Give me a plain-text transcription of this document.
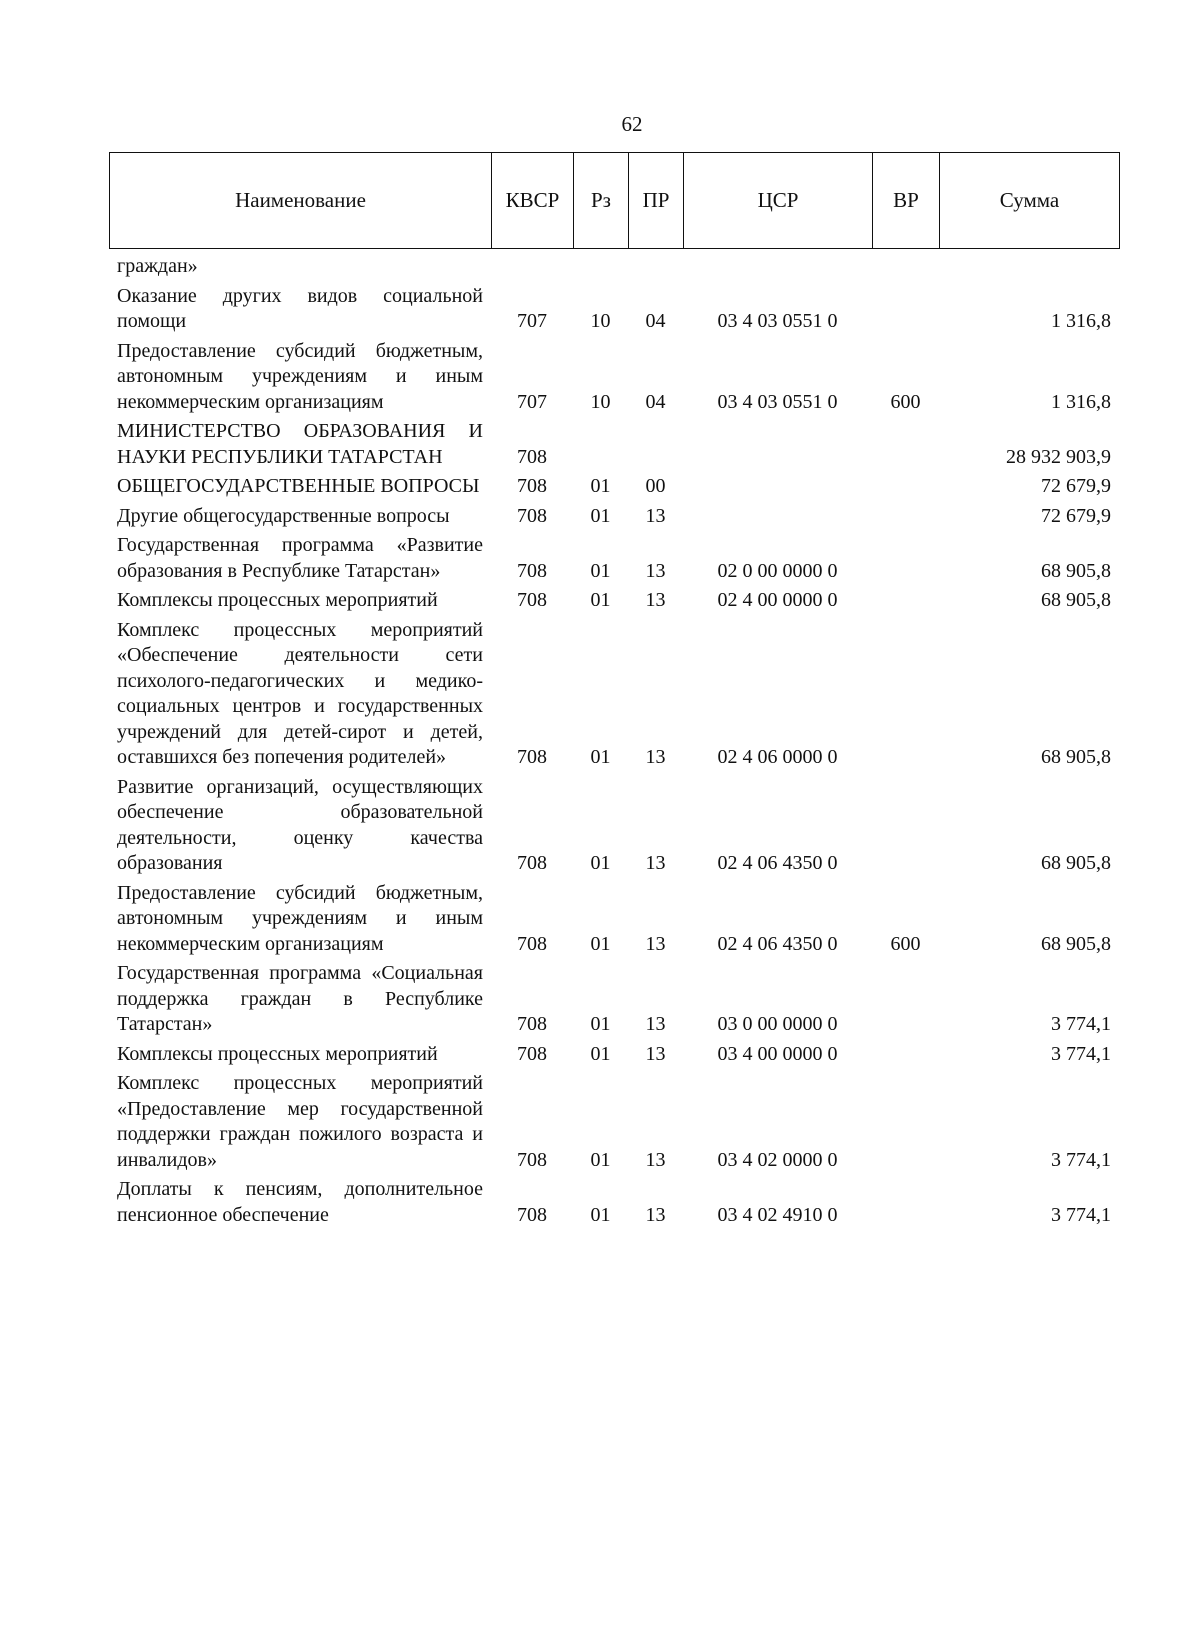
62
Наименование	КВСР	Рз	ПР	ЦСР	ВР	Сумма
граждан»						
Оказание других видов социальной помощи	707	10	04	03 4 03 0551 0		1 316,8
Предоставление субсидий бюджетным, автономным учреждениям и иным некоммерческим организациям	707	10	04	03 4 03 0551 0	600	1 316,8
МИНИСТЕРСТВО ОБРАЗОВАНИЯ И НАУКИ РЕСПУБЛИКИ ТАТАРСТАН	708					28 932 903,9
ОБЩЕГОСУДАРСТВЕННЫЕ ВОПРОСЫ	708	01	00			72 679,9
Другие общегосударственные вопросы	708	01	13			72 679,9
Государственная программа «Развитие образования в Республике Татарстан»	708	01	13	02 0 00 0000 0		68 905,8
Комплексы процессных мероприятий	708	01	13	02 4 00 0000 0		68 905,8
Комплекс процессных мероприятий «Обеспечение деятельности сети психолого-педагогических и медико-социальных центров и государственных учреждений для детей-сирот и детей, оставшихся без попечения родителей»	708	01	13	02 4 06 0000 0		68 905,8
Развитие организаций, осуществляющих обеспечение образовательной деятельности, оценку качества образования	708	01	13	02 4 06 4350 0		68 905,8
Предоставление субсидий бюджетным, автономным учреждениям и иным некоммерческим организациям	708	01	13	02 4 06 4350 0	600	68 905,8
Государственная программа «Социальная поддержка граждан в Республике Татарстан»	708	01	13	03 0 00 0000 0		3 774,1
Комплексы процессных мероприятий	708	01	13	03 4 00 0000 0		3 774,1
Комплекс процессных мероприятий «Предоставление мер государственной поддержки граждан пожилого возраста и инвалидов»	708	01	13	03 4 02 0000 0		3 774,1
Доплаты к пенсиям, дополнительное пенсионное обеспечение	708	01	13	03 4 02 4910 0		3 774,1
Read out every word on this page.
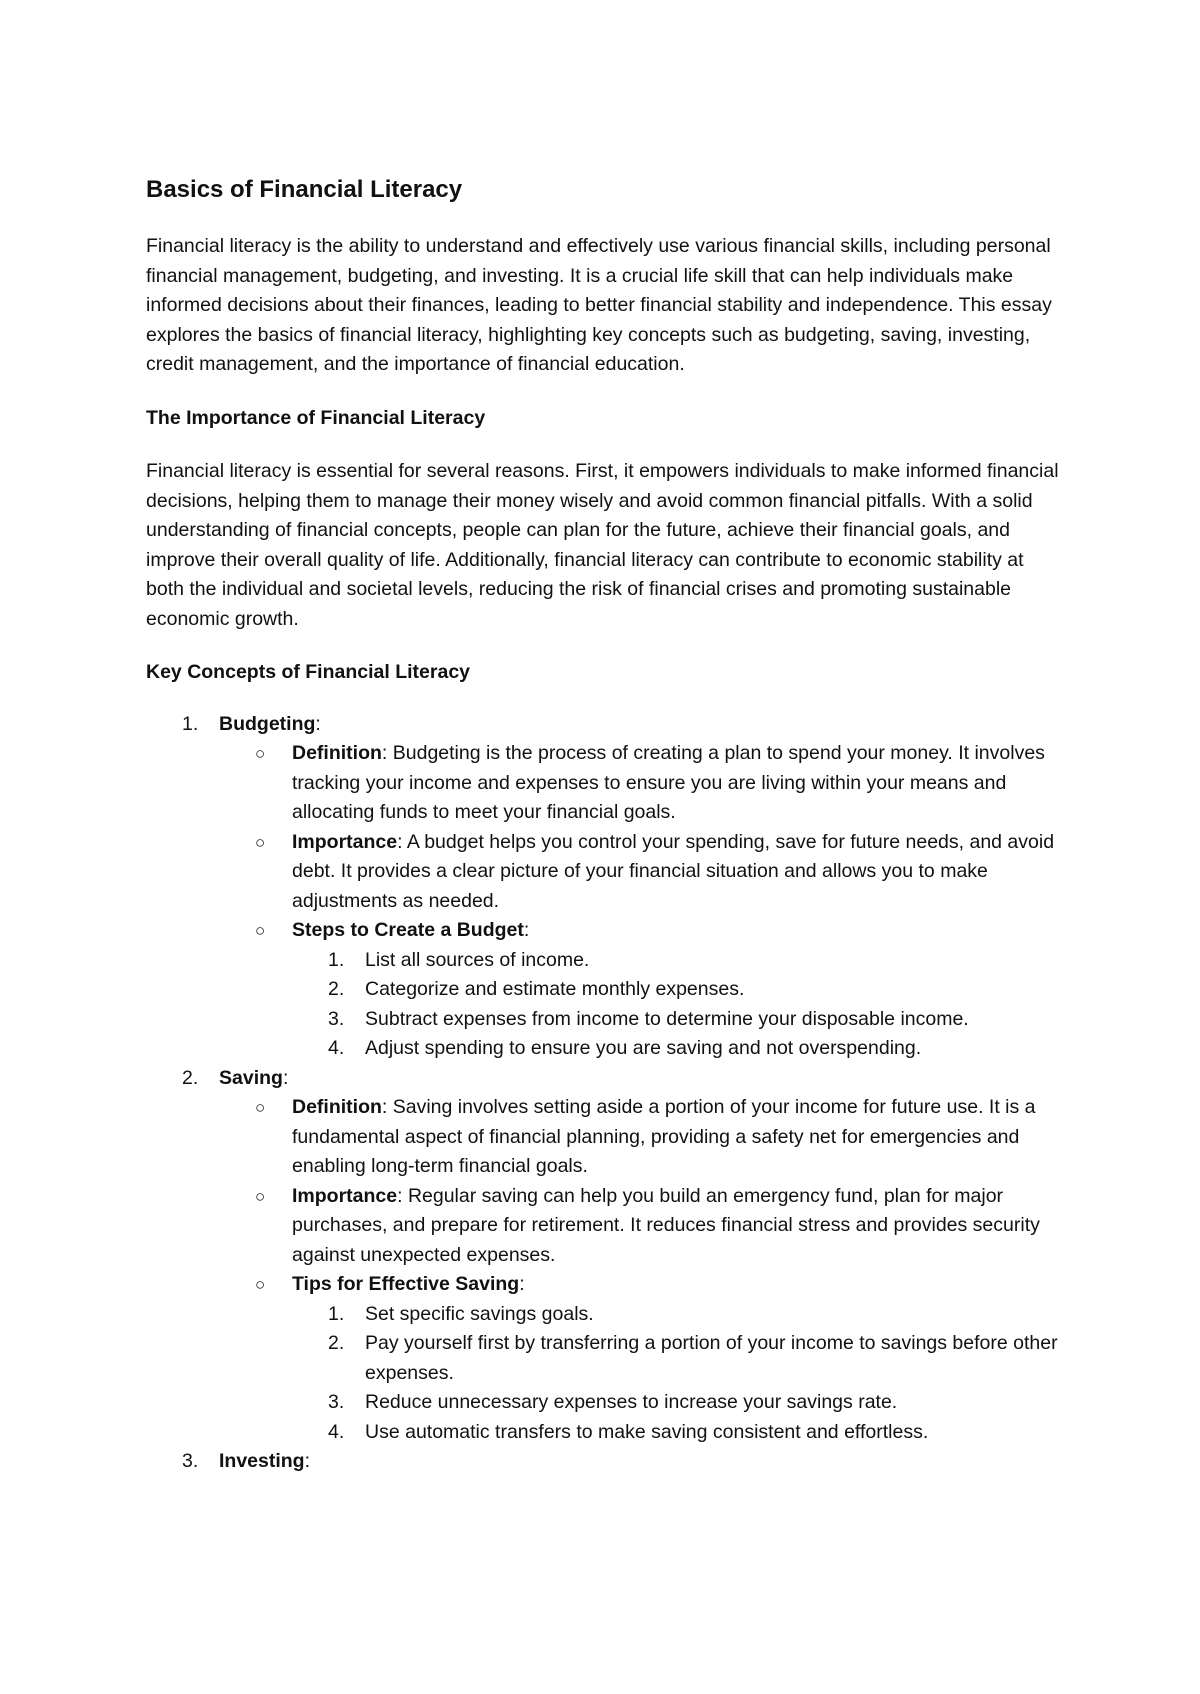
Basics of Financial Literacy

Financial literacy is the ability to understand and effectively use various financial skills, including personal financial management, budgeting, and investing. It is a crucial life skill that can help individuals make informed decisions about their finances, leading to better financial stability and independence. This essay explores the basics of financial literacy, highlighting key concepts such as budgeting, saving, investing, credit management, and the importance of financial education.

The Importance of Financial Literacy

Financial literacy is essential for several reasons. First, it empowers individuals to make informed financial decisions, helping them to manage their money wisely and avoid common financial pitfalls. With a solid understanding of financial concepts, people can plan for the future, achieve their financial goals, and improve their overall quality of life. Additionally, financial literacy can contribute to economic stability at both the individual and societal levels, reducing the risk of financial crises and promoting sustainable economic growth.

Key Concepts of Financial Literacy
1. Budgeting:
○ Definition: Budgeting is the process of creating a plan to spend your money. It involves tracking your income and expenses to ensure you are living within your means and allocating funds to meet your financial goals.
○ Importance: A budget helps you control your spending, save for future needs, and avoid debt. It provides a clear picture of your financial situation and allows you to make adjustments as needed.
○ Steps to Create a Budget:
1. List all sources of income.
2. Categorize and estimate monthly expenses.
3. Subtract expenses from income to determine your disposable income.
4. Adjust spending to ensure you are saving and not overspending.
2. Saving:
○ Definition: Saving involves setting aside a portion of your income for future use. It is a fundamental aspect of financial planning, providing a safety net for emergencies and enabling long-term financial goals.
○ Importance: Regular saving can help you build an emergency fund, plan for major purchases, and prepare for retirement. It reduces financial stress and provides security against unexpected expenses.
○ Tips for Effective Saving:
1. Set specific savings goals.
2. Pay yourself first by transferring a portion of your income to savings before other expenses.
3. Reduce unnecessary expenses to increase your savings rate.
4. Use automatic transfers to make saving consistent and effortless.
3. Investing:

• **Request**:
Isolate each line of the listing above that includes "life". Copy it.

• **The output**:
Financial literacy is the ability to understand and effectively use various financial skills, including personal financial management, budgeting, and investing. It is a crucial life skill that can help individuals make informed decisions about their finances, leading to better financial stability and independence. This essay explores the basics of financial literacy, highlighting key concepts such as budgeting, saving, investing, credit management, and the importance of financial education.
Financial literacy is essential for several reasons. First, it empowers individuals to make informed financial decisions, helping them to manage their money wisely and avoid common financial pitfalls. With a solid understanding of financial concepts, people can plan for the future, achieve their financial goals, and improve their overall quality of life. Additionally, financial literacy can contribute to economic stability at both the individual and societal levels, reducing the risk of financial crises and promoting sustainable economic growth.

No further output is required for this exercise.